___ Input records

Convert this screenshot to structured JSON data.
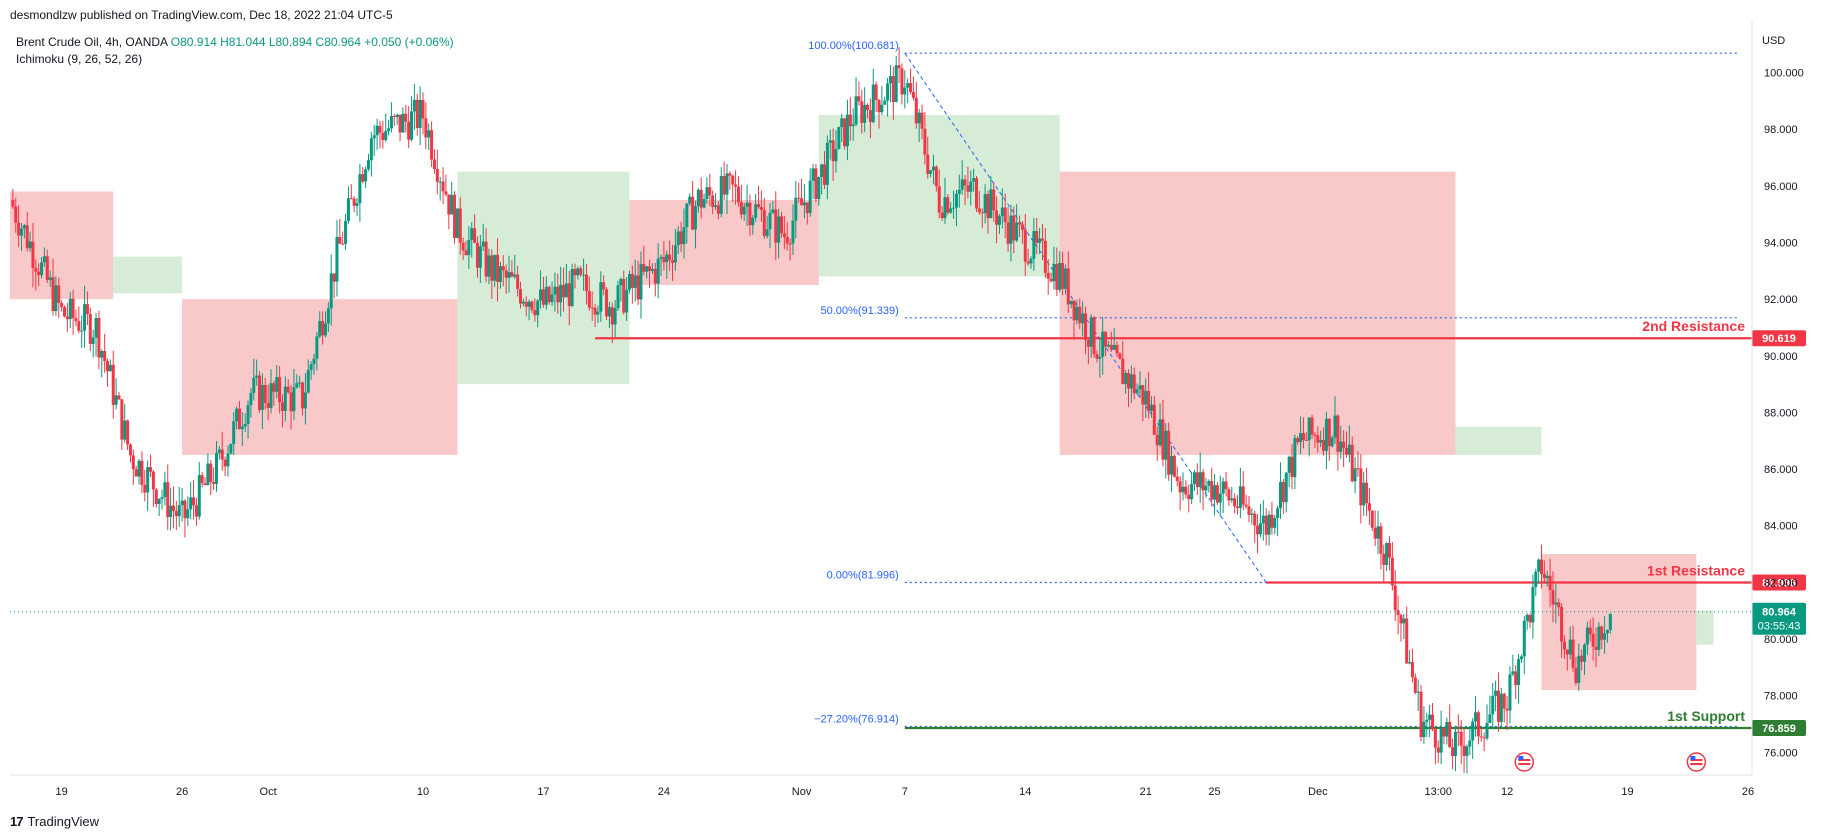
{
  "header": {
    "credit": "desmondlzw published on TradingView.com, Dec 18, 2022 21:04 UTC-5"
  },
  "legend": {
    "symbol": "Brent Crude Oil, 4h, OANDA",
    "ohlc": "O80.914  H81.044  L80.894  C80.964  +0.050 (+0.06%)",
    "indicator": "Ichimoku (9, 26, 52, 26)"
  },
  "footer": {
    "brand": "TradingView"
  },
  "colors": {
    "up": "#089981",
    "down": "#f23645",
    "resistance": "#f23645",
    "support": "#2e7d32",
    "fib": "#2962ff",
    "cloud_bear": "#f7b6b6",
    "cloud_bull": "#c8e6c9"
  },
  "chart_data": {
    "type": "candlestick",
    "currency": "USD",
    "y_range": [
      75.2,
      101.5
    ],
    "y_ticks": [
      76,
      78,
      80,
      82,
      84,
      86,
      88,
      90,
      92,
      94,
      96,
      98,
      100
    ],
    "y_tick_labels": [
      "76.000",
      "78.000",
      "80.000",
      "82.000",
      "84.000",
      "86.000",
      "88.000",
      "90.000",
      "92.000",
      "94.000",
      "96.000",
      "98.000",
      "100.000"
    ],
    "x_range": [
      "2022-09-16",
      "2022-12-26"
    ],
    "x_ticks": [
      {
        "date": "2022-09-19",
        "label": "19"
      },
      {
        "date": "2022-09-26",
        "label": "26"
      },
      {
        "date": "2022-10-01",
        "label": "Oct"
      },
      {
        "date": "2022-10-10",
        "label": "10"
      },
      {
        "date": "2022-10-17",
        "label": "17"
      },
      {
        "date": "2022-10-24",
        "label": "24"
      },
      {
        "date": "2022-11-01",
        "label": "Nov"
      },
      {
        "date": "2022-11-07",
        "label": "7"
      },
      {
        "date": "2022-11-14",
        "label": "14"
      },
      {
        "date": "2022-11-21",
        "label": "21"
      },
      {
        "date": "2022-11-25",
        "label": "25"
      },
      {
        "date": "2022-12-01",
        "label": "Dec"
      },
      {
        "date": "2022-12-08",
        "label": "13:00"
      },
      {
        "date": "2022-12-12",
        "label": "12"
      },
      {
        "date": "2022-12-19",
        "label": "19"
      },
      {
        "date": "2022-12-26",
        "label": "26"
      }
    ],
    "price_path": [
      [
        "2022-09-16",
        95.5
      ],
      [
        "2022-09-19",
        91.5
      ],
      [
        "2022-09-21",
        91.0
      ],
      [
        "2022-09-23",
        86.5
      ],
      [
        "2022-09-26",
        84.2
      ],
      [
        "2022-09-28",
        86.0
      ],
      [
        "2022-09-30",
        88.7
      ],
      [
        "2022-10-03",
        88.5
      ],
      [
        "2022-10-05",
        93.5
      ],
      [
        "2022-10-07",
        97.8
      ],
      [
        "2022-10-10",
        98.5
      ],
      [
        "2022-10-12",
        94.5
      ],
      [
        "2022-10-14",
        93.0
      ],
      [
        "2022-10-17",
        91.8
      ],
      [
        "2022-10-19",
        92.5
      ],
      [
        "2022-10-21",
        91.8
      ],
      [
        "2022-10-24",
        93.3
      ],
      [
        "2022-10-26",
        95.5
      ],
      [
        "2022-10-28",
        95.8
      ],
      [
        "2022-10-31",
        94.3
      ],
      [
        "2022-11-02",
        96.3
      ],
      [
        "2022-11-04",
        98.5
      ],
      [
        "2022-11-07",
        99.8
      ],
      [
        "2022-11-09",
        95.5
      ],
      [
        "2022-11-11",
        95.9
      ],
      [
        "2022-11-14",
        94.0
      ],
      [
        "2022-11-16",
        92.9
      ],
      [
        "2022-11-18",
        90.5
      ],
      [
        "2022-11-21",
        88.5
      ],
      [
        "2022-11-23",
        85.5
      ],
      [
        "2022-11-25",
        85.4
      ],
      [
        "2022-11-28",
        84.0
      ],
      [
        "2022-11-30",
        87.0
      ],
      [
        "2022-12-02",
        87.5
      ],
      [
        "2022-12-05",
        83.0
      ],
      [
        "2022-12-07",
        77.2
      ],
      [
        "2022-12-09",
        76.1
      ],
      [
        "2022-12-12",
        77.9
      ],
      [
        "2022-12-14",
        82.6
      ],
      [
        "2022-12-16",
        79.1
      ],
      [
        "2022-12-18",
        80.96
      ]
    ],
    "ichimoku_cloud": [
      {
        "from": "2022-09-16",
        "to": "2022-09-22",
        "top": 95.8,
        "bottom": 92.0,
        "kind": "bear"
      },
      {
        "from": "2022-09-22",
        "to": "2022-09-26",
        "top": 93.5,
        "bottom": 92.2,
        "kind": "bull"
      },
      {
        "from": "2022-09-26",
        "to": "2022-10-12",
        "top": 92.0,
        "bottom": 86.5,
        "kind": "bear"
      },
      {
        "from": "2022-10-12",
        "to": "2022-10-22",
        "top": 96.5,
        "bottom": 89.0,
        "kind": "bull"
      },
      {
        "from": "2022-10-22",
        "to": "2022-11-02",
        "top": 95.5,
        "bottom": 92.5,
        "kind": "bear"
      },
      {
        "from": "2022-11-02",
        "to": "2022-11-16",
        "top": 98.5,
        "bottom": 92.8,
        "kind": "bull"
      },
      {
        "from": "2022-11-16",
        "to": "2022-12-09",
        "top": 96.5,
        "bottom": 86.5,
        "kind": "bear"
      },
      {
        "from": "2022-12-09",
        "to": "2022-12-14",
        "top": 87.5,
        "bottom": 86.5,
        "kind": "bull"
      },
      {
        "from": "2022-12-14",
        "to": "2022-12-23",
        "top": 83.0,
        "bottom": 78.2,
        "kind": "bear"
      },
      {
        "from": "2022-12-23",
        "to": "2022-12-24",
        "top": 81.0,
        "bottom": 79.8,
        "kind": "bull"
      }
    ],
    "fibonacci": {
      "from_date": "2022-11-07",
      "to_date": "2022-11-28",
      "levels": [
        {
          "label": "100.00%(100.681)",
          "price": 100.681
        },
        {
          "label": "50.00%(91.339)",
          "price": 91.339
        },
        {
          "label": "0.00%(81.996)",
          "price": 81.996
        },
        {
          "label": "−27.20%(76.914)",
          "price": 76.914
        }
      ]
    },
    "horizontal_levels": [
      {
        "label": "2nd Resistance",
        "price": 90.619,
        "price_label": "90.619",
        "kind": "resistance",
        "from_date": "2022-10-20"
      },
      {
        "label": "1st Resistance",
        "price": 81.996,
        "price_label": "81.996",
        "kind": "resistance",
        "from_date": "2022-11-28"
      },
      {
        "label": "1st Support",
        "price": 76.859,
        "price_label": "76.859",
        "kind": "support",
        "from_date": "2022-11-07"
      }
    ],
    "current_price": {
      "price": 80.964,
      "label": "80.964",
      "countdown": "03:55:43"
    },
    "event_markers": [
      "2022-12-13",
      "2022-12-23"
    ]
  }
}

______

**What is being asked**: Reproduce the records, all of them, word for word; omit the pictures.

**Final result**:
Convert this screenshot to structured JSON data.
{
  "header": {
    "credit": "desmondlzw published on TradingView.com, Dec 18, 2022 21:04 UTC-5"
  },
  "legend": {
    "symbol": "Brent Crude Oil, 4h, OANDA",
    "ohlc": "O80.914  H81.044  L80.894  C80.964  +0.050 (+0.06%)",
    "indicator": "Ichimoku (9, 26, 52, 26)"
  },
  "footer": {
    "brand": "TradingView"
  },
  "colors": {
    "up": "#089981",
    "down": "#f23645",
    "resistance": "#f23645",
    "support": "#2e7d32",
    "fib": "#2962ff",
    "cloud_bear": "#f7b6b6",
    "cloud_bull": "#c8e6c9"
  },
  "chart_data": {
    "type": "candlestick",
    "currency": "USD",
    "y_range": [
      75.2,
      101.5
    ],
    "y_ticks": [
      76,
      78,
      80,
      82,
      84,
      86,
      88,
      90,
      92,
      94,
      96,
      98,
      100
    ],
    "y_tick_labels": [
      "76.000",
      "78.000",
      "80.000",
      "82.000",
      "84.000",
      "86.000",
      "88.000",
      "90.000",
      "92.000",
      "94.000",
      "96.000",
      "98.000",
      "100.000"
    ],
    "x_range": [
      "2022-09-16",
      "2022-12-26"
    ],
    "x_ticks": [
      {
        "date": "2022-09-19",
        "label": "19"
      },
      {
        "date": "2022-09-26",
        "label": "26"
      },
      {
        "date": "2022-10-01",
        "label": "Oct"
      },
      {
        "date": "2022-10-10",
        "label": "10"
      },
      {
        "date": "2022-10-17",
        "label": "17"
      },
      {
        "date": "2022-10-24",
        "label": "24"
      },
      {
        "date": "2022-11-01",
        "label": "Nov"
      },
      {
        "date": "2022-11-07",
        "label": "7"
      },
      {
        "date": "2022-11-14",
        "label": "14"
      },
      {
        "date": "2022-11-21",
        "label": "21"
      },
      {
        "date": "2022-11-25",
        "label": "25"
      },
      {
        "date": "2022-12-01",
        "label": "Dec"
      },
      {
        "date": "2022-12-08",
        "label": "13:00"
      },
      {
        "date": "2022-12-12",
        "label": "12"
      },
      {
        "date": "2022-12-19",
        "label": "19"
      },
      {
        "date": "2022-12-26",
        "label": "26"
      }
    ],
    "price_path": [
      [
        "2022-09-16",
        95.5
      ],
      [
        "2022-09-19",
        91.5
      ],
      [
        "2022-09-21",
        91.0
      ],
      [
        "2022-09-23",
        86.5
      ],
      [
        "2022-09-26",
        84.2
      ],
      [
        "2022-09-28",
        86.0
      ],
      [
        "2022-09-30",
        88.7
      ],
      [
        "2022-10-03",
        88.5
      ],
      [
        "2022-10-05",
        93.5
      ],
      [
        "2022-10-07",
        97.8
      ],
      [
        "2022-10-10",
        98.5
      ],
      [
        "2022-10-12",
        94.5
      ],
      [
        "2022-10-14",
        93.0
      ],
      [
        "2022-10-17",
        91.8
      ],
      [
        "2022-10-19",
        92.5
      ],
      [
        "2022-10-21",
        91.8
      ],
      [
        "2022-10-24",
        93.3
      ],
      [
        "2022-10-26",
        95.5
      ],
      [
        "2022-10-28",
        95.8
      ],
      [
        "2022-10-31",
        94.3
      ],
      [
        "2022-11-02",
        96.3
      ],
      [
        "2022-11-04",
        98.5
      ],
      [
        "2022-11-07",
        99.8
      ],
      [
        "2022-11-09",
        95.5
      ],
      [
        "2022-11-11",
        95.9
      ],
      [
        "2022-11-14",
        94.0
      ],
      [
        "2022-11-16",
        92.9
      ],
      [
        "2022-11-18",
        90.5
      ],
      [
        "2022-11-21",
        88.5
      ],
      [
        "2022-11-23",
        85.5
      ],
      [
        "2022-11-25",
        85.4
      ],
      [
        "2022-11-28",
        84.0
      ],
      [
        "2022-11-30",
        87.0
      ],
      [
        "2022-12-02",
        87.5
      ],
      [
        "2022-12-05",
        83.0
      ],
      [
        "2022-12-07",
        77.2
      ],
      [
        "2022-12-09",
        76.1
      ],
      [
        "2022-12-12",
        77.9
      ],
      [
        "2022-12-14",
        82.6
      ],
      [
        "2022-12-16",
        79.1
      ],
      [
        "2022-12-18",
        80.96
      ]
    ],
    "ichimoku_cloud": [
      {
        "from": "2022-09-16",
        "to": "2022-09-22",
        "top": 95.8,
        "bottom": 92.0,
        "kind": "bear"
      },
      {
        "from": "2022-09-22",
        "to": "2022-09-26",
        "top": 93.5,
        "bottom": 92.2,
        "kind": "bull"
      },
      {
        "from": "2022-09-26",
        "to": "2022-10-12",
        "top": 92.0,
        "bottom": 86.5,
        "kind": "bear"
      },
      {
        "from": "2022-10-12",
        "to": "2022-10-22",
        "top": 96.5,
        "bottom": 89.0,
        "kind": "bull"
      },
      {
        "from": "2022-10-22",
        "to": "2022-11-02",
        "top": 95.5,
        "bottom": 92.5,
        "kind": "bear"
      },
      {
        "from": "2022-11-02",
        "to": "2022-11-16",
        "top": 98.5,
        "bottom": 92.8,
        "kind": "bull"
      },
      {
        "from": "2022-11-16",
        "to": "2022-12-09",
        "top": 96.5,
        "bottom": 86.5,
        "kind": "bear"
      },
      {
        "from": "2022-12-09",
        "to": "2022-12-14",
        "top": 87.5,
        "bottom": 86.5,
        "kind": "bull"
      },
      {
        "from": "2022-12-14",
        "to": "2022-12-23",
        "top": 83.0,
        "bottom": 78.2,
        "kind": "bear"
      },
      {
        "from": "2022-12-23",
        "to": "2022-12-24",
        "top": 81.0,
        "bottom": 79.8,
        "kind": "bull"
      }
    ],
    "fibonacci": {
      "from_date": "2022-11-07",
      "to_date": "2022-11-28",
      "levels": [
        {
          "label": "100.00%(100.681)",
          "price": 100.681
        },
        {
          "label": "50.00%(91.339)",
          "price": 91.339
        },
        {
          "label": "0.00%(81.996)",
          "price": 81.996
        },
        {
          "label": "−27.20%(76.914)",
          "price": 76.914
        }
      ]
    },
    "horizontal_levels": [
      {
        "label": "2nd Resistance",
        "price": 90.619,
        "price_label": "90.619",
        "kind": "resistance",
        "from_date": "2022-10-20"
      },
      {
        "label": "1st Resistance",
        "price": 81.996,
        "price_label": "81.996",
        "kind": "resistance",
        "from_date": "2022-11-28"
      },
      {
        "label": "1st Support",
        "price": 76.859,
        "price_label": "76.859",
        "kind": "support",
        "from_date": "2022-11-07"
      }
    ],
    "current_price": {
      "price": 80.964,
      "label": "80.964",
      "countdown": "03:55:43"
    },
    "event_markers": [
      "2022-12-13",
      "2022-12-23"
    ]
  }
}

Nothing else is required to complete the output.